▸ **What is asked**: Report all lines from the entries below in which "Trade" appears.

--- Materials provided ---

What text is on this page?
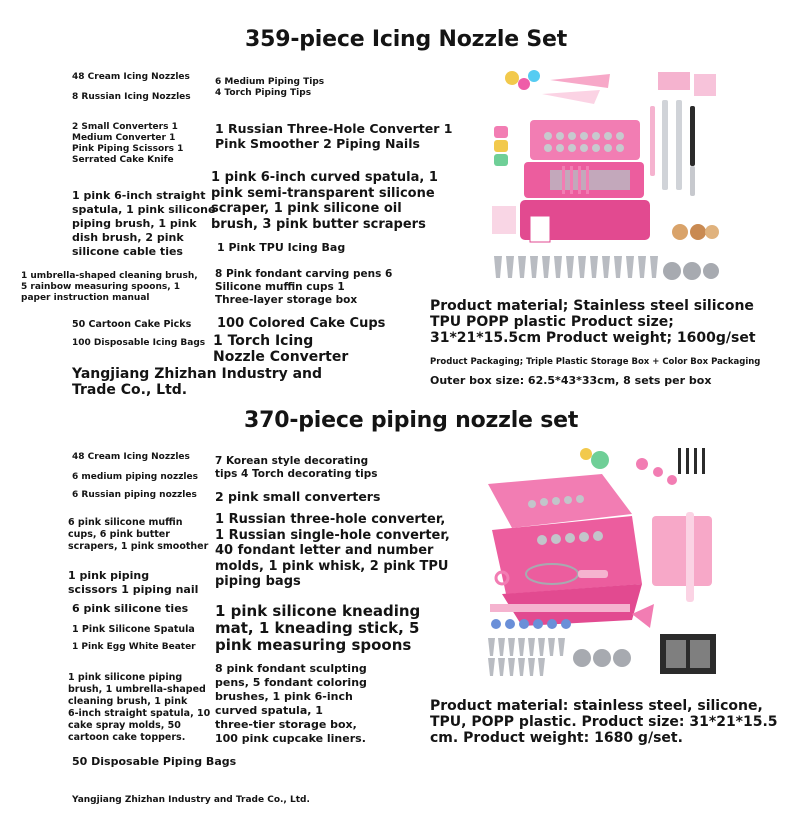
359-piece Icing Nozzle Set

48 Cream Icing Nozzles

8 Russian Icing Nozzles

2 Small Converters 1
Medium Converter 1
Pink Piping Scissors 1
Serrated Cake Knife

1 pink 6-inch straight
spatula, 1 pink silicone
piping brush, 1 pink
dish brush, 2 pink
silicone cable ties

1 umbrella-shaped cleaning brush,
5 rainbow measuring spoons, 1
paper instruction manual

50 Cartoon Cake Picks

100 Disposable Icing Bags

6 Medium Piping Tips
4 Torch Piping Tips

1 Russian Three-Hole Converter 1
Pink Smoother 2 Piping Nails

1 pink 6-inch curved spatula, 1
pink semi-transparent silicone
scraper, 1 pink silicone oil
brush, 3 pink butter scrapers

1 Pink TPU Icing Bag

8 Pink fondant carving pens 6
Silicone muffin cups 1
Three-layer storage box

100 Colored Cake Cups

1 Torch Icing
Nozzle Converter

Yangjiang Zhizhan Industry and
Trade Co., Ltd.

Product material; Stainless steel silicone
TPU POPP plastic Product size;
31*21*15.5cm Product weight; 1600g/set

Product Packaging; Triple Plastic Storage Box + Color Box Packaging

Outer box size: 62.5*43*33cm, 8 sets per box

370-piece piping nozzle set

48 Cream Icing Nozzles

6 medium piping nozzles

6 Russian piping nozzles

6 pink silicone muffin
cups, 6 pink butter
scrapers, 1 pink smoother

1 pink piping
scissors 1 piping nail

6 pink silicone ties

1 Pink Silicone Spatula

1 Pink Egg White Beater

1 pink silicone piping
brush, 1 umbrella-shaped
cleaning brush, 1 pink
6-inch straight spatula, 10
cake spray molds, 50
cartoon cake toppers.

50 Disposable Piping Bags

7 Korean style decorating
tips 4 Torch decorating tips

2 pink small converters

1 Russian three-hole converter,
1 Russian single-hole converter,
40 fondant letter and number
molds, 1 pink whisk, 2 pink TPU
piping bags

1 pink silicone kneading
mat, 1 kneading stick, 5
pink measuring spoons

8 pink fondant sculpting
pens, 5 fondant coloring
brushes, 1 pink 6-inch
curved spatula, 1
three-tier storage box,
100 pink cupcake liners.

Product material: stainless steel, silicone,
TPU, POPP plastic. Product size: 31*21*15.5
cm. Product weight: 1680 g/set.

Yangjiang Zhizhan Industry and Trade Co., Ltd.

---

▸ **Solution to this task**:
Trade Co., Ltd.
Yangjiang Zhizhan Industry and Trade Co., Ltd.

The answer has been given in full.